**To do**
Run through the records and show each line that includes the string "Futuro".

**** Material shown

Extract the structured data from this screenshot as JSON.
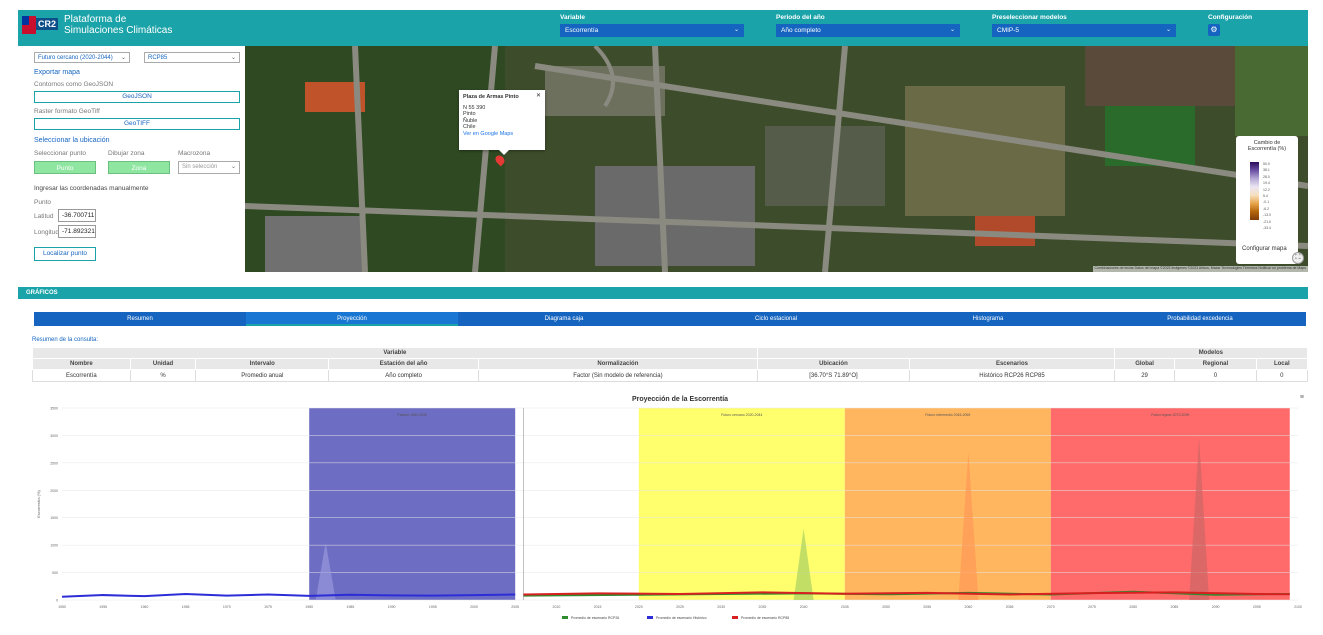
{
  "app": {
    "title_line1": "Plataforma de",
    "title_line2": "Simulaciones Climáticas",
    "logo_text": "CR2"
  },
  "header": {
    "variable": {
      "label": "Variable",
      "value": "Escorrentía"
    },
    "periodo": {
      "label": "Periodo del año",
      "value": "Año completo"
    },
    "modelos": {
      "label": "Preseleccionar modelos",
      "value": "CMIP-5"
    },
    "config": {
      "label": "Configuración"
    }
  },
  "left": {
    "period_select": "Futuro cercano (2020-2044)",
    "scenario_select": "RCP85",
    "export_title": "Exportar mapa",
    "geojson_label": "Contornos como GeoJSON",
    "geojson_btn": "GeoJSON",
    "geotiff_label": "Raster formato GeoTiff",
    "geotiff_btn": "GeoTIFF",
    "location_title": "Seleccionar la ubicación",
    "sel_point_label": "Seleccionar punto",
    "draw_zone_label": "Dibujar zona",
    "macrozone_label": "Macrozona",
    "point_btn": "Punto",
    "zone_btn": "Zona",
    "macrozone_select": "Sin selección",
    "manual_label": "Ingresar las coordenadas manualmente",
    "point_label": "Punto",
    "lat_label": "Latitud",
    "lat_value": "-36.700711",
    "lon_label": "Longitud",
    "lon_value": "-71.892321",
    "locate_btn": "Localizar punto"
  },
  "map": {
    "popup_title": "Plaza de Armas Pinto",
    "popup_addr1": "N 55 390",
    "popup_addr2": "Pinto",
    "popup_addr3": "Ñuble",
    "popup_addr4": "Chile",
    "popup_link": "Ver en Google Maps",
    "legend_title1": "Cambio de",
    "legend_title2": "Escorrentía (%)",
    "legend_values": [
      "50.0",
      "38.1",
      "28.0",
      "19.4",
      "12.2",
      "5.4",
      "-0.1",
      "-6.2",
      "-13.0",
      "-21.0",
      "-33.4"
    ],
    "config_btn": "Configurar mapa",
    "attribution": "Combinaciones de teclas  Datos del mapa ©2023 Imágenes ©2023 Airbus, Maxar Technologies  Términos  Notificar un problema de Maps"
  },
  "graficos": {
    "title": "GRÁFICOS"
  },
  "tabs": [
    "Resumen",
    "Proyección",
    "Diagrama caja",
    "Ciclo estacional",
    "Histograma",
    "Probabilidad excedencia"
  ],
  "summary": {
    "label": "Resumen de la consulta:",
    "group_variable": "Variable",
    "group_modelos": "Modelos",
    "columns": [
      "Nombre",
      "Unidad",
      "Intervalo",
      "Estación del año",
      "Normalización",
      "Ubicación",
      "Escenarios",
      "Global",
      "Regional",
      "Local"
    ],
    "row": [
      "Escorrentía",
      "%",
      "Promedio anual",
      "Año completo",
      "Factor (Sin modelo de referencia)",
      "[36.70°S 71.89°O]",
      "Histórico RCP26 RCP85",
      "29",
      "0",
      "0"
    ]
  },
  "chart_data": {
    "type": "area",
    "title": "Proyección de la Escorrentía",
    "ylabel": "Escorrentía (%)",
    "ylim": [
      0,
      3500
    ],
    "yticks": [
      0,
      500,
      1000,
      1500,
      2000,
      2500,
      3000,
      3500
    ],
    "xlim": [
      1950,
      2100
    ],
    "xticks": [
      1950,
      1955,
      1960,
      1965,
      1970,
      1975,
      1980,
      1985,
      1990,
      1995,
      2000,
      2005,
      2010,
      2015,
      2020,
      2025,
      2030,
      2035,
      2040,
      2045,
      2050,
      2055,
      2060,
      2065,
      2070,
      2075,
      2080,
      2085,
      2090,
      2095,
      2100
    ],
    "bands": [
      {
        "label": "Pasado 1980-2005",
        "from": 1980,
        "to": 2005,
        "color": "#6565c0"
      },
      {
        "label": "Futuro cercano 2020-2044",
        "from": 2020,
        "to": 2045,
        "color": "#ffff66"
      },
      {
        "label": "Futuro intermedio 2045-2069",
        "from": 2045,
        "to": 2070,
        "color": "#ffb255"
      },
      {
        "label": "Futuro lejano 2070-2099",
        "from": 2070,
        "to": 2099,
        "color": "#ff6262"
      }
    ],
    "series": [
      {
        "name": "Promedio de escenario RCP26",
        "color": "#2e8b2e",
        "x": [
          2006,
          2020,
          2030,
          2040,
          2050,
          2060,
          2070,
          2080,
          2090,
          2099
        ],
        "values": [
          80,
          95,
          110,
          120,
          105,
          130,
          100,
          150,
          95,
          110
        ]
      },
      {
        "name": "Promedio de escenario Histórico",
        "color": "#2d2dd8",
        "x": [
          1950,
          1955,
          1960,
          1965,
          1970,
          1975,
          1980,
          1985,
          1990,
          1995,
          2000,
          2005
        ],
        "values": [
          60,
          90,
          70,
          110,
          80,
          100,
          75,
          95,
          85,
          80,
          90,
          100
        ]
      },
      {
        "name": "Promedio de escenario RCP85",
        "color": "#d82020",
        "x": [
          2006,
          2015,
          2025,
          2035,
          2045,
          2055,
          2065,
          2075,
          2085,
          2095,
          2099
        ],
        "values": [
          100,
          120,
          110,
          140,
          115,
          130,
          100,
          125,
          140,
          110,
          105
        ]
      }
    ],
    "peaks": [
      {
        "x": 2060,
        "y": 2700,
        "color": "#ff9955"
      },
      {
        "x": 2088,
        "y": 2950,
        "color": "#cc6666"
      },
      {
        "x": 2040,
        "y": 1300,
        "color": "#aad060"
      },
      {
        "x": 1982,
        "y": 1050,
        "color": "#9999dd"
      }
    ]
  }
}
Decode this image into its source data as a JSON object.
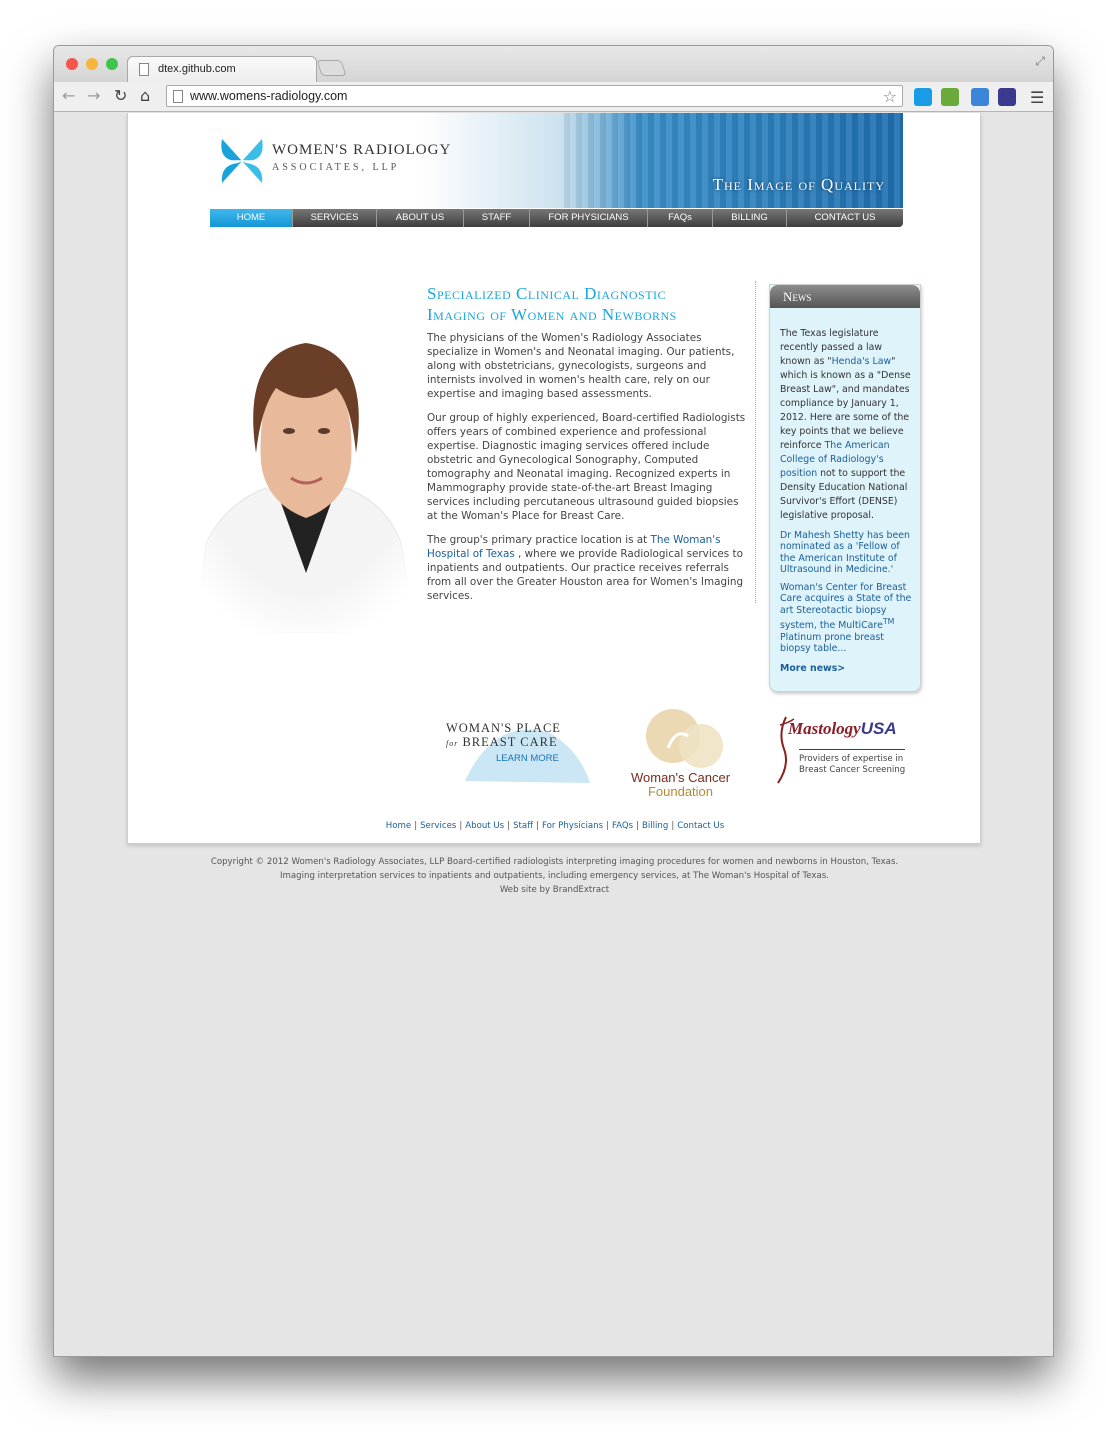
{
  "browser": {
    "tab_title": "dtex.github.com",
    "url": "www.womens-radiology.com",
    "traffic_lights": [
      "#f4544c",
      "#f8b53b",
      "#3ec44b"
    ],
    "icons": [
      "back-icon",
      "forward-icon",
      "reload-icon",
      "home-icon",
      "bookmark-star-icon",
      "menu-icon"
    ]
  },
  "site": {
    "logo_line1": "WOMEN'S RADIOLOGY",
    "logo_line2": "ASSOCIATES, LLP",
    "tagline": "The Image of Quality",
    "nav": [
      "HOME",
      "SERVICES",
      "ABOUT US",
      "STAFF",
      "FOR PHYSICIANS",
      "FAQs",
      "BILLING",
      "CONTACT US"
    ],
    "active_nav": "HOME",
    "accent_color": "#19a6dc"
  },
  "main": {
    "heading_line1": "Specialized Clinical Diagnostic",
    "heading_line2": "Imaging of Women and Newborns",
    "para1": "The physicians of the Women's Radiology Associates specialize in Women's and Neonatal imaging. Our patients, along with obstetricians, gynecologists, surgeons and internists involved in women's health care, rely on our expertise and imaging based assessments.",
    "para2": "Our group of highly experienced, Board-certified Radiologists offers years of combined experience and professional expertise. Diagnostic imaging services offered include obstetric and Gynecological Sonography, Computed tomography and Neonatal imaging. Recognized experts in Mammography provide state-of-the-art Breast Imaging services including percutaneous ultrasound guided biopsies at the Woman's Place for Breast Care.",
    "para3_before": "The group's primary practice location is at ",
    "para3_link": "The Woman's Hospital of Texas",
    "para3_after": " , where we provide Radiological services to inpatients and outpatients. Our practice receives referrals from all over the Greater Houston area for Women's Imaging services."
  },
  "news": {
    "title": "News",
    "item1_a": "The Texas legislature recently passed a law known as \"",
    "item1_link1": "Henda's Law",
    "item1_b": "\" which is known as a \"Dense Breast Law\", and mandates compliance by January 1, 2012. Here are some of the key points that we believe reinforce ",
    "item1_link2": "The American College of Radiology's position",
    "item1_c": " not to support the Density Education National Survivor's Effort (DENSE) legislative proposal.",
    "item2": "Dr Mahesh Shetty has been nominated as a 'Fellow of the American Institute of Ultrasound in Medicine.'",
    "item3_a": "Woman's Center for Breast Care acquires a State of the art Stereotactic biopsy system, the MultiCare",
    "item3_tm": "TM",
    "item3_b": " Platinum prone breast biopsy table...",
    "more": "More news>"
  },
  "partners": {
    "wp_line1": "WOMAN'S PLACE",
    "wp_for": "for",
    "wp_line2": "BREAST CARE",
    "wp_learn": "LEARN MORE",
    "wcf_line1": "Woman's Cancer",
    "wcf_line2": "Foundation",
    "mastology_a": "Mastology",
    "mastology_b": "USA",
    "mastology_tag1": "Providers of expertise in",
    "mastology_tag2": "Breast Cancer Screening"
  },
  "footer": {
    "links": [
      "Home",
      "Services",
      "About Us",
      "Staff",
      "For Physicians",
      "FAQs",
      "Billing",
      "Contact Us"
    ],
    "copyright1": "Copyright © 2012 Women's Radiology Associates, LLP Board-certified radiologists interpreting imaging procedures for women and newborns in Houston, Texas.",
    "copyright2": "Imaging interpretation services to inpatients and outpatients, including emergency services, at The Woman's Hospital of Texas.",
    "credit": "Web site by BrandExtract"
  }
}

********

**Answer box**
    "period_select": "Futuro cercano (2020-2044)",
        "label": "Futuro cercano 2020-2044",
        "label": "Futuro intermedio 2045-2069",
        "label": "Futuro lejano 2070-2099",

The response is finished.